### INFORMATION SUPPLIED
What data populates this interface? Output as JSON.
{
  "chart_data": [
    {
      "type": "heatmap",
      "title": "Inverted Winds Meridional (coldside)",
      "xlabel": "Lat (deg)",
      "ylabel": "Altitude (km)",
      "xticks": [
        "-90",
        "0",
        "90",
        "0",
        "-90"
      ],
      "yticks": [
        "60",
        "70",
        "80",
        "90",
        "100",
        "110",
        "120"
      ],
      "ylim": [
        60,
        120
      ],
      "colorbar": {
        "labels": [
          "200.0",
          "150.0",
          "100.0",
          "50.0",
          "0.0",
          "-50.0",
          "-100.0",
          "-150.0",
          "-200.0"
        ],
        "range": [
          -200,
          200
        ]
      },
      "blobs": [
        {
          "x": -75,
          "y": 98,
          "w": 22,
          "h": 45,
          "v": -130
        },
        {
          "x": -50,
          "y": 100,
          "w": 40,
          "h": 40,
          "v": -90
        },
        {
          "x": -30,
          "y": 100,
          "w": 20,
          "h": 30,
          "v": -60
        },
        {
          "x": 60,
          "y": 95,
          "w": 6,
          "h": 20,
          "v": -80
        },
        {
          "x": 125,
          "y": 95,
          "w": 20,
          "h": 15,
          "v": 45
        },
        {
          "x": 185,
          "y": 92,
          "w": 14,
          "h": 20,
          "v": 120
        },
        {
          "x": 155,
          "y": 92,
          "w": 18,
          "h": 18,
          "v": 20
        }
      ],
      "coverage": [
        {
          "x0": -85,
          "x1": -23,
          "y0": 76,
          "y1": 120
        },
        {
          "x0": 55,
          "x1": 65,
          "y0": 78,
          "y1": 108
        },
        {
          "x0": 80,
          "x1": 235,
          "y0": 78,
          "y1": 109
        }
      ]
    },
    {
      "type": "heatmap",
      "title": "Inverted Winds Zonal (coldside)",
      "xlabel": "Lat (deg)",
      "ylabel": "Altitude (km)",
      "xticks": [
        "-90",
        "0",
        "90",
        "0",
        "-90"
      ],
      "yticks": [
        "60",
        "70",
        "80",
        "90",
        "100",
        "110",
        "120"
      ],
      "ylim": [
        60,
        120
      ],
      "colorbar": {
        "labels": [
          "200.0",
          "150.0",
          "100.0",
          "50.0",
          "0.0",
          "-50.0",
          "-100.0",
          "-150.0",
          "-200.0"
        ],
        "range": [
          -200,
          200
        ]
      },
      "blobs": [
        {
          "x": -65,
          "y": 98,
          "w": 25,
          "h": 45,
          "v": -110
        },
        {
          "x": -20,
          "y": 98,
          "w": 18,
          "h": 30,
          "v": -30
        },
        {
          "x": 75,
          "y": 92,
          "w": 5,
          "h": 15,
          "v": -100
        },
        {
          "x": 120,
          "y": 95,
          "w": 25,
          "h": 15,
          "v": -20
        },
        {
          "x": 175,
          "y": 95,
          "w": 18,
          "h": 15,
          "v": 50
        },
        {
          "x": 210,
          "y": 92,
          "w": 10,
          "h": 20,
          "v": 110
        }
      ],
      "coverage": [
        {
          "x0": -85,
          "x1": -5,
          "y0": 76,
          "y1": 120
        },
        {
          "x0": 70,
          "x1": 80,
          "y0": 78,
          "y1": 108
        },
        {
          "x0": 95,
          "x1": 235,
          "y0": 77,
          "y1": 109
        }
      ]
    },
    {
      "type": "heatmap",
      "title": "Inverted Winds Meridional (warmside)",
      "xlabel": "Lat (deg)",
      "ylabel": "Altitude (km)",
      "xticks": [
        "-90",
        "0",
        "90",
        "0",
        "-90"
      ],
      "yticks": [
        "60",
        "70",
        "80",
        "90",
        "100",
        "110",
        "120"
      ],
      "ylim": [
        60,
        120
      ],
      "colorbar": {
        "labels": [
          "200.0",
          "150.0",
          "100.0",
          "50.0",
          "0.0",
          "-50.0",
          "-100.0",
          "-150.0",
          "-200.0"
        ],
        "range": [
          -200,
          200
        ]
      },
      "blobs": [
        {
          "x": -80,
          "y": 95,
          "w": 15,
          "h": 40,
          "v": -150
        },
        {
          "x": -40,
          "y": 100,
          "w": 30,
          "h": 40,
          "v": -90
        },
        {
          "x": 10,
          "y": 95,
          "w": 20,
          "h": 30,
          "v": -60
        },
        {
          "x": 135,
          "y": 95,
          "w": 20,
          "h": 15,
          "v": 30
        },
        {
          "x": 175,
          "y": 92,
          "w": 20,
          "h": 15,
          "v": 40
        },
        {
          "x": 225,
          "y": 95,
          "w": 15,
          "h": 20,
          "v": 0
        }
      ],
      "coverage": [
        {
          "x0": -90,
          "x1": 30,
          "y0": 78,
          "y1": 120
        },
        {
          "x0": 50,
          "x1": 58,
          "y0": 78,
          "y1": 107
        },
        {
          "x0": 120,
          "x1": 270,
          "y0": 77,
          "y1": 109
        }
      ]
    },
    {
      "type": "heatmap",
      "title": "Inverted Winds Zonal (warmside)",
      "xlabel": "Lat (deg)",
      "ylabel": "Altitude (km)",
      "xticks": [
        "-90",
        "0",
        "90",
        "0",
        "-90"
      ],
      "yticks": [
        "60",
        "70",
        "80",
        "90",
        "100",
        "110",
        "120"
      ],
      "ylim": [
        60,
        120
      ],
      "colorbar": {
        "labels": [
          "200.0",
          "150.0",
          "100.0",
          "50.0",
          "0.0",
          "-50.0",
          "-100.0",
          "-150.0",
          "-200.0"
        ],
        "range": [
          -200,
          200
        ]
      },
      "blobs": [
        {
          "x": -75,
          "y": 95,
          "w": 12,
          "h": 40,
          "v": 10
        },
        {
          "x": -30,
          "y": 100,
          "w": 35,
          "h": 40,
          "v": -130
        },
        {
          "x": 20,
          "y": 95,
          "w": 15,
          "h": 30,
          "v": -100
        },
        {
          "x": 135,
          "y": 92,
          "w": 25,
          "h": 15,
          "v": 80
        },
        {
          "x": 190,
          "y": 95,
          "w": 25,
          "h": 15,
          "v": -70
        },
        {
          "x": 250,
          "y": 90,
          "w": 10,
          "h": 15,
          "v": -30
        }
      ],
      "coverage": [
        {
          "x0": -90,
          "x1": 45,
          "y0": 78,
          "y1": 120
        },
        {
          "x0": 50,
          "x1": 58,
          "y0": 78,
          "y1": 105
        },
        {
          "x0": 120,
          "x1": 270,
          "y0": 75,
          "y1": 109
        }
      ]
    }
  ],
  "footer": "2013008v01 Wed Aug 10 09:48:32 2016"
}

### WHAT THE TASK ASKS
Extract the complete listing above, reproducing each line exactly.

### OUTPUT OF THE EXERCISE
What data populates this interface? Output as JSON.
{
  "chart_data": [
    {
      "type": "heatmap",
      "title": "Inverted Winds Meridional (coldside)",
      "xlabel": "Lat (deg)",
      "ylabel": "Altitude (km)",
      "xticks": [
        "-90",
        "0",
        "90",
        "0",
        "-90"
      ],
      "yticks": [
        "60",
        "70",
        "80",
        "90",
        "100",
        "110",
        "120"
      ],
      "ylim": [
        60,
        120
      ],
      "colorbar": {
        "labels": [
          "200.0",
          "150.0",
          "100.0",
          "50.0",
          "0.0",
          "-50.0",
          "-100.0",
          "-150.0",
          "-200.0"
        ],
        "range": [
          -200,
          200
        ]
      },
      "blobs": [
        {
          "x": -75,
          "y": 98,
          "w": 22,
          "h": 45,
          "v": -130
        },
        {
          "x": -50,
          "y": 100,
          "w": 40,
          "h": 40,
          "v": -90
        },
        {
          "x": -30,
          "y": 100,
          "w": 20,
          "h": 30,
          "v": -60
        },
        {
          "x": 60,
          "y": 95,
          "w": 6,
          "h": 20,
          "v": -80
        },
        {
          "x": 125,
          "y": 95,
          "w": 20,
          "h": 15,
          "v": 45
        },
        {
          "x": 185,
          "y": 92,
          "w": 14,
          "h": 20,
          "v": 120
        },
        {
          "x": 155,
          "y": 92,
          "w": 18,
          "h": 18,
          "v": 20
        }
      ],
      "coverage": [
        {
          "x0": -85,
          "x1": -23,
          "y0": 76,
          "y1": 120
        },
        {
          "x0": 55,
          "x1": 65,
          "y0": 78,
          "y1": 108
        },
        {
          "x0": 80,
          "x1": 235,
          "y0": 78,
          "y1": 109
        }
      ]
    },
    {
      "type": "heatmap",
      "title": "Inverted Winds Zonal (coldside)",
      "xlabel": "Lat (deg)",
      "ylabel": "Altitude (km)",
      "xticks": [
        "-90",
        "0",
        "90",
        "0",
        "-90"
      ],
      "yticks": [
        "60",
        "70",
        "80",
        "90",
        "100",
        "110",
        "120"
      ],
      "ylim": [
        60,
        120
      ],
      "colorbar": {
        "labels": [
          "200.0",
          "150.0",
          "100.0",
          "50.0",
          "0.0",
          "-50.0",
          "-100.0",
          "-150.0",
          "-200.0"
        ],
        "range": [
          -200,
          200
        ]
      },
      "blobs": [
        {
          "x": -65,
          "y": 98,
          "w": 25,
          "h": 45,
          "v": -110
        },
        {
          "x": -20,
          "y": 98,
          "w": 18,
          "h": 30,
          "v": -30
        },
        {
          "x": 75,
          "y": 92,
          "w": 5,
          "h": 15,
          "v": -100
        },
        {
          "x": 120,
          "y": 95,
          "w": 25,
          "h": 15,
          "v": -20
        },
        {
          "x": 175,
          "y": 95,
          "w": 18,
          "h": 15,
          "v": 50
        },
        {
          "x": 210,
          "y": 92,
          "w": 10,
          "h": 20,
          "v": 110
        }
      ],
      "coverage": [
        {
          "x0": -85,
          "x1": -5,
          "y0": 76,
          "y1": 120
        },
        {
          "x0": 70,
          "x1": 80,
          "y0": 78,
          "y1": 108
        },
        {
          "x0": 95,
          "x1": 235,
          "y0": 77,
          "y1": 109
        }
      ]
    },
    {
      "type": "heatmap",
      "title": "Inverted Winds Meridional (warmside)",
      "xlabel": "Lat (deg)",
      "ylabel": "Altitude (km)",
      "xticks": [
        "-90",
        "0",
        "90",
        "0",
        "-90"
      ],
      "yticks": [
        "60",
        "70",
        "80",
        "90",
        "100",
        "110",
        "120"
      ],
      "ylim": [
        60,
        120
      ],
      "colorbar": {
        "labels": [
          "200.0",
          "150.0",
          "100.0",
          "50.0",
          "0.0",
          "-50.0",
          "-100.0",
          "-150.0",
          "-200.0"
        ],
        "range": [
          -200,
          200
        ]
      },
      "blobs": [
        {
          "x": -80,
          "y": 95,
          "w": 15,
          "h": 40,
          "v": -150
        },
        {
          "x": -40,
          "y": 100,
          "w": 30,
          "h": 40,
          "v": -90
        },
        {
          "x": 10,
          "y": 95,
          "w": 20,
          "h": 30,
          "v": -60
        },
        {
          "x": 135,
          "y": 95,
          "w": 20,
          "h": 15,
          "v": 30
        },
        {
          "x": 175,
          "y": 92,
          "w": 20,
          "h": 15,
          "v": 40
        },
        {
          "x": 225,
          "y": 95,
          "w": 15,
          "h": 20,
          "v": 0
        }
      ],
      "coverage": [
        {
          "x0": -90,
          "x1": 30,
          "y0": 78,
          "y1": 120
        },
        {
          "x0": 50,
          "x1": 58,
          "y0": 78,
          "y1": 107
        },
        {
          "x0": 120,
          "x1": 270,
          "y0": 77,
          "y1": 109
        }
      ]
    },
    {
      "type": "heatmap",
      "title": "Inverted Winds Zonal (warmside)",
      "xlabel": "Lat (deg)",
      "ylabel": "Altitude (km)",
      "xticks": [
        "-90",
        "0",
        "90",
        "0",
        "-90"
      ],
      "yticks": [
        "60",
        "70",
        "80",
        "90",
        "100",
        "110",
        "120"
      ],
      "ylim": [
        60,
        120
      ],
      "colorbar": {
        "labels": [
          "200.0",
          "150.0",
          "100.0",
          "50.0",
          "0.0",
          "-50.0",
          "-100.0",
          "-150.0",
          "-200.0"
        ],
        "range": [
          -200,
          200
        ]
      },
      "blobs": [
        {
          "x": -75,
          "y": 95,
          "w": 12,
          "h": 40,
          "v": 10
        },
        {
          "x": -30,
          "y": 100,
          "w": 35,
          "h": 40,
          "v": -130
        },
        {
          "x": 20,
          "y": 95,
          "w": 15,
          "h": 30,
          "v": -100
        },
        {
          "x": 135,
          "y": 92,
          "w": 25,
          "h": 15,
          "v": 80
        },
        {
          "x": 190,
          "y": 95,
          "w": 25,
          "h": 15,
          "v": -70
        },
        {
          "x": 250,
          "y": 90,
          "w": 10,
          "h": 15,
          "v": -30
        }
      ],
      "coverage": [
        {
          "x0": -90,
          "x1": 45,
          "y0": 78,
          "y1": 120
        },
        {
          "x0": 50,
          "x1": 58,
          "y0": 78,
          "y1": 105
        },
        {
          "x0": 120,
          "x1": 270,
          "y0": 75,
          "y1": 109
        }
      ]
    }
  ],
  "footer": "2013008v01 Wed Aug 10 09:48:32 2016"
}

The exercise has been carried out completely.